Raw records>
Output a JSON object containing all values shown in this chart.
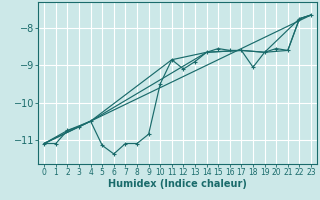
{
  "xlabel": "Humidex (Indice chaleur)",
  "background_color": "#cce8e8",
  "grid_color": "#ffffff",
  "line_color": "#1a6b6b",
  "xlim": [
    -0.5,
    23.5
  ],
  "ylim": [
    -11.65,
    -7.3
  ],
  "xticks": [
    0,
    1,
    2,
    3,
    4,
    5,
    6,
    7,
    8,
    9,
    10,
    11,
    12,
    13,
    14,
    15,
    16,
    17,
    18,
    19,
    20,
    21,
    22,
    23
  ],
  "yticks": [
    -11,
    -10,
    -9,
    -8
  ],
  "line1_x": [
    0,
    1,
    2,
    3,
    4,
    5,
    6,
    7,
    8,
    9,
    10,
    11,
    12,
    13,
    14,
    15,
    16,
    17,
    18,
    19,
    20,
    21,
    22,
    23
  ],
  "line1_y": [
    -11.1,
    -11.1,
    -10.75,
    -10.65,
    -10.5,
    -11.15,
    -11.38,
    -11.1,
    -11.1,
    -10.85,
    -9.5,
    -8.85,
    -9.1,
    -8.9,
    -8.65,
    -8.55,
    -8.6,
    -8.6,
    -9.05,
    -8.65,
    -8.55,
    -8.6,
    -7.75,
    -7.65
  ],
  "line2_x": [
    0,
    2,
    4,
    14,
    17,
    19,
    21,
    22,
    23
  ],
  "line2_y": [
    -11.1,
    -10.75,
    -10.5,
    -8.65,
    -8.6,
    -8.65,
    -8.6,
    -7.75,
    -7.65
  ],
  "line3_x": [
    0,
    23
  ],
  "line3_y": [
    -11.1,
    -7.65
  ],
  "line4_x": [
    0,
    4,
    11,
    14,
    17,
    19,
    22,
    23
  ],
  "line4_y": [
    -11.1,
    -10.5,
    -8.85,
    -8.65,
    -8.6,
    -8.65,
    -7.75,
    -7.65
  ]
}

Problem description> Make an exact copy of every record, pictures excluded.

Response>
Output a JSON object containing all values shown in this chart.
{
  "xlabel": "Humidex (Indice chaleur)",
  "background_color": "#cce8e8",
  "grid_color": "#ffffff",
  "line_color": "#1a6b6b",
  "xlim": [
    -0.5,
    23.5
  ],
  "ylim": [
    -11.65,
    -7.3
  ],
  "xticks": [
    0,
    1,
    2,
    3,
    4,
    5,
    6,
    7,
    8,
    9,
    10,
    11,
    12,
    13,
    14,
    15,
    16,
    17,
    18,
    19,
    20,
    21,
    22,
    23
  ],
  "yticks": [
    -11,
    -10,
    -9,
    -8
  ],
  "line1_x": [
    0,
    1,
    2,
    3,
    4,
    5,
    6,
    7,
    8,
    9,
    10,
    11,
    12,
    13,
    14,
    15,
    16,
    17,
    18,
    19,
    20,
    21,
    22,
    23
  ],
  "line1_y": [
    -11.1,
    -11.1,
    -10.75,
    -10.65,
    -10.5,
    -11.15,
    -11.38,
    -11.1,
    -11.1,
    -10.85,
    -9.5,
    -8.85,
    -9.1,
    -8.9,
    -8.65,
    -8.55,
    -8.6,
    -8.6,
    -9.05,
    -8.65,
    -8.55,
    -8.6,
    -7.75,
    -7.65
  ],
  "line2_x": [
    0,
    2,
    4,
    14,
    17,
    19,
    21,
    22,
    23
  ],
  "line2_y": [
    -11.1,
    -10.75,
    -10.5,
    -8.65,
    -8.6,
    -8.65,
    -8.6,
    -7.75,
    -7.65
  ],
  "line3_x": [
    0,
    23
  ],
  "line3_y": [
    -11.1,
    -7.65
  ],
  "line4_x": [
    0,
    4,
    11,
    14,
    17,
    19,
    22,
    23
  ],
  "line4_y": [
    -11.1,
    -10.5,
    -8.85,
    -8.65,
    -8.6,
    -8.65,
    -7.75,
    -7.65
  ]
}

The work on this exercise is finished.